• **WRITTEN EXERCISE**:
Which lines below hold the word "response"? Copy all of them.

----

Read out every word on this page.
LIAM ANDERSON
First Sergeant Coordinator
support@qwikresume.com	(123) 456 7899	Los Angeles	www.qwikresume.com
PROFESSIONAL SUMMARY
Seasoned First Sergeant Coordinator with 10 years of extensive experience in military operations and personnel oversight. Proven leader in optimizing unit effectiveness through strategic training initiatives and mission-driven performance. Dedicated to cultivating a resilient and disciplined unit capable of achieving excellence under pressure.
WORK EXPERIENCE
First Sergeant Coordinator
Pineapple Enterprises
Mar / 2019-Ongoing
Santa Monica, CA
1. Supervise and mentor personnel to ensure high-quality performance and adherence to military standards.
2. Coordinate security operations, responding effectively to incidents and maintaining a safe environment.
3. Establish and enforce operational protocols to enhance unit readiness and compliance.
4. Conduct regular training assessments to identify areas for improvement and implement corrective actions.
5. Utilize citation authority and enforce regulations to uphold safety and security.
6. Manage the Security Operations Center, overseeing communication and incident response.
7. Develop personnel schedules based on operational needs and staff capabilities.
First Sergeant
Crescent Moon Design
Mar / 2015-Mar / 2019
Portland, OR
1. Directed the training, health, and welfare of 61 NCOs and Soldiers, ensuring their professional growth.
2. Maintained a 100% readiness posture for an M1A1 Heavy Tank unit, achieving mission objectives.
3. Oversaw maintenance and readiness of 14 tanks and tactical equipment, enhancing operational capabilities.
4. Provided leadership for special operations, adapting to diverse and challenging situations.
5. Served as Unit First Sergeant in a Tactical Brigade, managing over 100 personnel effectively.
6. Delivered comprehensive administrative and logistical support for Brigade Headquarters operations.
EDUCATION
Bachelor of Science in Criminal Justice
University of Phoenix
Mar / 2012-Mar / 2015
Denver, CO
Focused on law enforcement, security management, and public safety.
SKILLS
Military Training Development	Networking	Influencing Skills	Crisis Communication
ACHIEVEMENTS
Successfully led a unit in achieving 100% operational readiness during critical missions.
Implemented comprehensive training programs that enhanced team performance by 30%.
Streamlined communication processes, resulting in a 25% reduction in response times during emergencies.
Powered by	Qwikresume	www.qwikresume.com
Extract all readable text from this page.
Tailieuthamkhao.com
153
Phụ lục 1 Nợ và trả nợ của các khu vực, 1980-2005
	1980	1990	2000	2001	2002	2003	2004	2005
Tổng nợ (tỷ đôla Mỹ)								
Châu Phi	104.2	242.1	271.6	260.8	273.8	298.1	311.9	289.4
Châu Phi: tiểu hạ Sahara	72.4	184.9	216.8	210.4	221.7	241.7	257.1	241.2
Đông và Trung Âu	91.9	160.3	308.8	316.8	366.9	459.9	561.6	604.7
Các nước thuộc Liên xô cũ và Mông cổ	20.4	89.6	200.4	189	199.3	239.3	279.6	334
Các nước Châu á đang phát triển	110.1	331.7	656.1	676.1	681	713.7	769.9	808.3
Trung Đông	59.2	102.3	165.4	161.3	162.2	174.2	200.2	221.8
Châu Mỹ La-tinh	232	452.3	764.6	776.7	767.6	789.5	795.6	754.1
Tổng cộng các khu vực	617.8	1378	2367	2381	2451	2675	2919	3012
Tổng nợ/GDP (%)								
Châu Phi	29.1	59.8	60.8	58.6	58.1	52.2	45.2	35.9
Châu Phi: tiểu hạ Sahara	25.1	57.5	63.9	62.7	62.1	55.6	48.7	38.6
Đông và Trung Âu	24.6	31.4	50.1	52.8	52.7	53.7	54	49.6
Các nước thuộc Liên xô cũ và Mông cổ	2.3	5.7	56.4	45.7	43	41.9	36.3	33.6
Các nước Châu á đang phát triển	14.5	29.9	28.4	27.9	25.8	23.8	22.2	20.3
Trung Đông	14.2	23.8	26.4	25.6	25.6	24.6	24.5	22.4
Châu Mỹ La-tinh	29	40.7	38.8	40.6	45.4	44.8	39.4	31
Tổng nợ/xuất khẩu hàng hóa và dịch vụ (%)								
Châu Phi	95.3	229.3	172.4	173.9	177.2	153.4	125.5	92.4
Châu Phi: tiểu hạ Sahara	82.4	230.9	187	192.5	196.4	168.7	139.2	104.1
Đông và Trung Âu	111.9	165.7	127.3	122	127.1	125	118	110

----

• **FINISHED ANSWER**:
6. Manage the Security Operations Center, overseeing communication and incident response.
Streamlined communication processes, resulting in a 25% reduction in response times during emergencies.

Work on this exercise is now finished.